• **Required task**: Search the entries for the word "error" and pull out each line that has it.

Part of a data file
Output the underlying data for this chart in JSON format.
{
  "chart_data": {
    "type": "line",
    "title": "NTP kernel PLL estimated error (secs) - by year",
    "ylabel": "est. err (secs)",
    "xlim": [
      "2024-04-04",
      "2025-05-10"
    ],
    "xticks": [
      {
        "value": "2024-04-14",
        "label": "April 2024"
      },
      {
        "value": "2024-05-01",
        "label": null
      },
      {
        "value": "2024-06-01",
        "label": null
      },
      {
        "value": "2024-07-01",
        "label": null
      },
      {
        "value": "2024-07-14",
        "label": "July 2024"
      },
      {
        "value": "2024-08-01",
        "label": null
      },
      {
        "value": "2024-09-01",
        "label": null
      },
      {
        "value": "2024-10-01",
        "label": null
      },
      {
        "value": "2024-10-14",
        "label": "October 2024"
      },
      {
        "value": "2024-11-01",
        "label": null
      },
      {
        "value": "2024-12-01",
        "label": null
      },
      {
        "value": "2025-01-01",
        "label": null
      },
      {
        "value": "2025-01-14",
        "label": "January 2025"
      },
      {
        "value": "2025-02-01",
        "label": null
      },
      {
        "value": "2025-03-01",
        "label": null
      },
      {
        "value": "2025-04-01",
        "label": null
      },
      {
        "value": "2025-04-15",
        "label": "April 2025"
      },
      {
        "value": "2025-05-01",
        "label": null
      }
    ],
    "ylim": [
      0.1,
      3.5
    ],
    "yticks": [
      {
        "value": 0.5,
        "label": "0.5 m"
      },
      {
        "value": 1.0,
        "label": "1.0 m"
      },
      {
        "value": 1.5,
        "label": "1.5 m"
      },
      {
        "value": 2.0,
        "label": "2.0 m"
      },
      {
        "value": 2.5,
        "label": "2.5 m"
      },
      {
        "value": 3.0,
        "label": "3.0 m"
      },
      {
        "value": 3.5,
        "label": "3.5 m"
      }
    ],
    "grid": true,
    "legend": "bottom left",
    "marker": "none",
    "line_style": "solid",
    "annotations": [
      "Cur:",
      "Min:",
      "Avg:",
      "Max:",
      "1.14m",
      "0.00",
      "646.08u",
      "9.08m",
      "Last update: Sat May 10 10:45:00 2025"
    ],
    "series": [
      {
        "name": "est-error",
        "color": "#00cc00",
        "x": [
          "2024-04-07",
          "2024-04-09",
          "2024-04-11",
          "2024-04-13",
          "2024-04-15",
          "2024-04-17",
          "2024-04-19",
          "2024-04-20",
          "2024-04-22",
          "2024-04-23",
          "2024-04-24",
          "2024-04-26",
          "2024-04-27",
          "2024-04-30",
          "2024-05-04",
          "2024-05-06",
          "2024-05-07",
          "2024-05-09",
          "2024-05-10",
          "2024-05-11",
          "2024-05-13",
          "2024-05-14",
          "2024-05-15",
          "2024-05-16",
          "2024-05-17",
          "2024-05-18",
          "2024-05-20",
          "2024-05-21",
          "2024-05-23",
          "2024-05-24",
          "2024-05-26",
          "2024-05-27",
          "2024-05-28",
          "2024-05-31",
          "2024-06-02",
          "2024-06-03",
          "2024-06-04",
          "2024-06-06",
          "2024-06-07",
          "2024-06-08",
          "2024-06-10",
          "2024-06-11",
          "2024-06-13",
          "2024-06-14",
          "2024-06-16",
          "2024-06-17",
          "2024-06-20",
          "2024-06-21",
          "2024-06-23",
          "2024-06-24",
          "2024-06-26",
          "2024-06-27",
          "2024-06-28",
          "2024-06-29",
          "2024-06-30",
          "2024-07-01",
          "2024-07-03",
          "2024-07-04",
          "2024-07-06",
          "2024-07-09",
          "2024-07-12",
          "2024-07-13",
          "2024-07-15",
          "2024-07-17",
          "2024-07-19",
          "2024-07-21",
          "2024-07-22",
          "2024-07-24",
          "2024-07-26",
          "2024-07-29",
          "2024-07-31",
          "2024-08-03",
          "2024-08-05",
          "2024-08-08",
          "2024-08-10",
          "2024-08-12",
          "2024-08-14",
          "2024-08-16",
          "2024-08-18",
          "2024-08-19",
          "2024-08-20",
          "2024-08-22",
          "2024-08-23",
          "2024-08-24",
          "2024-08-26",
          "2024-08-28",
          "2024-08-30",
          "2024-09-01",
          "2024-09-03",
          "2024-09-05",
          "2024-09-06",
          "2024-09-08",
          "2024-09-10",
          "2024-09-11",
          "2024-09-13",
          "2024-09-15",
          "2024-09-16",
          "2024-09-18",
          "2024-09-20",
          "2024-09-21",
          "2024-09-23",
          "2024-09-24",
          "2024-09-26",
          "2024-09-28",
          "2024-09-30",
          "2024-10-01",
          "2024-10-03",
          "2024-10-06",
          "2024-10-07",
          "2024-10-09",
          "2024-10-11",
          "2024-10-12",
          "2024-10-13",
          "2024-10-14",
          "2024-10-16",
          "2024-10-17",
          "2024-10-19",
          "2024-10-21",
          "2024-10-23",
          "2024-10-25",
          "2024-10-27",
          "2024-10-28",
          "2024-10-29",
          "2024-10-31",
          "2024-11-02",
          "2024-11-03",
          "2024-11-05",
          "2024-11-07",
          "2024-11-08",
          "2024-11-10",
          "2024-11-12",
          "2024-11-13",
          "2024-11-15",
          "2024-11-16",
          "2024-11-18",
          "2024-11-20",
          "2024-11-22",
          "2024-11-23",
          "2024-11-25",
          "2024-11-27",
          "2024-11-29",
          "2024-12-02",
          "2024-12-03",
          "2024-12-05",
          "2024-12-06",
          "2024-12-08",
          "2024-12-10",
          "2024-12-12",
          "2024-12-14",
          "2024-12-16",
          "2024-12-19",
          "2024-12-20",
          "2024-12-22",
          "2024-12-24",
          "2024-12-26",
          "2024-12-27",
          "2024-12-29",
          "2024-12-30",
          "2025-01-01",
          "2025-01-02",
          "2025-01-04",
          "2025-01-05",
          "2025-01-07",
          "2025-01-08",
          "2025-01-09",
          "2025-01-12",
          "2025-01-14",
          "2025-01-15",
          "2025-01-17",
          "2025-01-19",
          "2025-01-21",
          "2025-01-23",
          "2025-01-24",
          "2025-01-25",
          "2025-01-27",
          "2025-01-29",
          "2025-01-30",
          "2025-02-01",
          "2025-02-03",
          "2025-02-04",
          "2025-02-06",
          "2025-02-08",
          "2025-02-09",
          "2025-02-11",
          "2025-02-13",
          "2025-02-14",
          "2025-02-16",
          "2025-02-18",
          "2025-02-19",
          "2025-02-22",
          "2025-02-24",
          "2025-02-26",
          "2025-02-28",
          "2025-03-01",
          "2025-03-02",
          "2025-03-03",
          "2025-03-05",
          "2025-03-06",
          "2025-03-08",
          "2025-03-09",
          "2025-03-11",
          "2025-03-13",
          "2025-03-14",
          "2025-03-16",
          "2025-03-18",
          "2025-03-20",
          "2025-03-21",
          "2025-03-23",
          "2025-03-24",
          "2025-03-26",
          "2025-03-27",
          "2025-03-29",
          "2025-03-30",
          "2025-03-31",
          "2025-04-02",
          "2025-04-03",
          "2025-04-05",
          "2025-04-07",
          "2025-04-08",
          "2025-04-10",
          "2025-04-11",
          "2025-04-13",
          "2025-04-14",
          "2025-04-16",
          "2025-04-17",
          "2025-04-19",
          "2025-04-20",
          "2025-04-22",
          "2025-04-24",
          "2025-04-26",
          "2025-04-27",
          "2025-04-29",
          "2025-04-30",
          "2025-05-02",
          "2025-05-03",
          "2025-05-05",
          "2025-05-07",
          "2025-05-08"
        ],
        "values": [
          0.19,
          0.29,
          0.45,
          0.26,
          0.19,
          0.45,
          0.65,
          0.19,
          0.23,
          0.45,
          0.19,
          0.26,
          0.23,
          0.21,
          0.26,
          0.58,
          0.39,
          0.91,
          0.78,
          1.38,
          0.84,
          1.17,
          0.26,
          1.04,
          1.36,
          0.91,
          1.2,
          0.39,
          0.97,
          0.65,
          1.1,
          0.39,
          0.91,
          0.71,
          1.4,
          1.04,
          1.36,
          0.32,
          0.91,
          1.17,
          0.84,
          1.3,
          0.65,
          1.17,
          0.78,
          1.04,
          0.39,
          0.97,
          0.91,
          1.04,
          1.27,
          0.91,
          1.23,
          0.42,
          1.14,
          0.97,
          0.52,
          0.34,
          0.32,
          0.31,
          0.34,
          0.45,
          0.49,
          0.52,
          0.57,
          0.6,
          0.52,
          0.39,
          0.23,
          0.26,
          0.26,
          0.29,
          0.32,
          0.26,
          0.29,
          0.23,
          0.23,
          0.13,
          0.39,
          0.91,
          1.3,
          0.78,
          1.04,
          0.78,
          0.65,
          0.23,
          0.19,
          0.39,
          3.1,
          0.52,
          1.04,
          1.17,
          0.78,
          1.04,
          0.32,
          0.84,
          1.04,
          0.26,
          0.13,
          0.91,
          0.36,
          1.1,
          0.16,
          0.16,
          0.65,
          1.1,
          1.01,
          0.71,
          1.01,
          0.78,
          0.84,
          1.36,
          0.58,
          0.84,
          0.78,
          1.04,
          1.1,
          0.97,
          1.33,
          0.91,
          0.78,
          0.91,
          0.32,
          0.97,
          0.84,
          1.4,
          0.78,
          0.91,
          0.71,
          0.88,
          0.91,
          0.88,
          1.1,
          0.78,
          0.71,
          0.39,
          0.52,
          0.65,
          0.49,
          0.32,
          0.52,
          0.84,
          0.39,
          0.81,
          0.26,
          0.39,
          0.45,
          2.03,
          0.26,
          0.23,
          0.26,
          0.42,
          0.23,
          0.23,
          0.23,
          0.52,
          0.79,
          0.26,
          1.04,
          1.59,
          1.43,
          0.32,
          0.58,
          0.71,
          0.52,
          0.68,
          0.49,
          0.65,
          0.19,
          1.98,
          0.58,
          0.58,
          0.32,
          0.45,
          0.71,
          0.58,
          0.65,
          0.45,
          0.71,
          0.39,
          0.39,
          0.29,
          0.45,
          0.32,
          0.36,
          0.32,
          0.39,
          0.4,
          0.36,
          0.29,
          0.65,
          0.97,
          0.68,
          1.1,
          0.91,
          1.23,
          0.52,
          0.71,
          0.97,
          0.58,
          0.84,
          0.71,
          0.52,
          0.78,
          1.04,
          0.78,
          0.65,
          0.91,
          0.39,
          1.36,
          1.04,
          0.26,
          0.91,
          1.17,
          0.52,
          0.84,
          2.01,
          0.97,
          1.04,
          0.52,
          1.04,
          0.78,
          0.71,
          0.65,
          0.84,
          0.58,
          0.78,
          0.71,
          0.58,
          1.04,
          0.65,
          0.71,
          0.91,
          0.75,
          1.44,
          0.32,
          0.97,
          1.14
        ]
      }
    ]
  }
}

• **Task answer**:
    "title": "NTP kernel PLL estimated error (secs) - by year",
        "name": "est-error",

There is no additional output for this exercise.